- _What needs to be done_:
Nothing but the lines from the line with "Enumerate this screenshot's" through the end of the data is to be copied, and each is to be copied exactly.

[Dataset rows about figures]
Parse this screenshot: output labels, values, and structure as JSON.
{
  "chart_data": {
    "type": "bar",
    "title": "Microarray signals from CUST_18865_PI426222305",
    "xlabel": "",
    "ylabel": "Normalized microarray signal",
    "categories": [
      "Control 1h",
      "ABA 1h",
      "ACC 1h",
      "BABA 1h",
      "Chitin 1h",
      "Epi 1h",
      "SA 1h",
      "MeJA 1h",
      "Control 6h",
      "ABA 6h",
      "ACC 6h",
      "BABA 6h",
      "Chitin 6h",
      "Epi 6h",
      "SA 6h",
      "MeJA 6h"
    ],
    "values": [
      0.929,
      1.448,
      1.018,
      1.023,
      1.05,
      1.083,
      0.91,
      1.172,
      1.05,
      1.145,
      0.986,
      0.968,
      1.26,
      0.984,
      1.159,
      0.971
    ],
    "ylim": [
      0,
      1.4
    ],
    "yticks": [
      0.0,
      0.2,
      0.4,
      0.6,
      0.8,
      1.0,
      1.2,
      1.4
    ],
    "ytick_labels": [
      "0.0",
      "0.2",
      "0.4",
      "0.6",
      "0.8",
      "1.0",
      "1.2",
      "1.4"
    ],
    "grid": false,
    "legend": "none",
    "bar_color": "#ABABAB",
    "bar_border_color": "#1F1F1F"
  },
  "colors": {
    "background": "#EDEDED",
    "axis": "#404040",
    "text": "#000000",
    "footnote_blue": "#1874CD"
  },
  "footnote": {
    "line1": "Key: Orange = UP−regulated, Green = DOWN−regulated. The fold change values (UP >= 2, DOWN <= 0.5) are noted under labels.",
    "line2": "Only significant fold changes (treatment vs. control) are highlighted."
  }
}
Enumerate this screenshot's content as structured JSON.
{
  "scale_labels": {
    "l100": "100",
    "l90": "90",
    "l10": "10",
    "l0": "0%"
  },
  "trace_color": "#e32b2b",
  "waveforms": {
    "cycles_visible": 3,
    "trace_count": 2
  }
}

- _Solution to the problem_:
Enumerate this screenshot's content as structured JSON.
{
  "scale_labels": {
    "l100": "100",
    "l90": "90",
    "l10": "10",
    "l0": "0%"
  },
  "trace_color": "#e32b2b",
  "waveforms": {
    "cycles_visible": 3,
    "trace_count": 2
  }
}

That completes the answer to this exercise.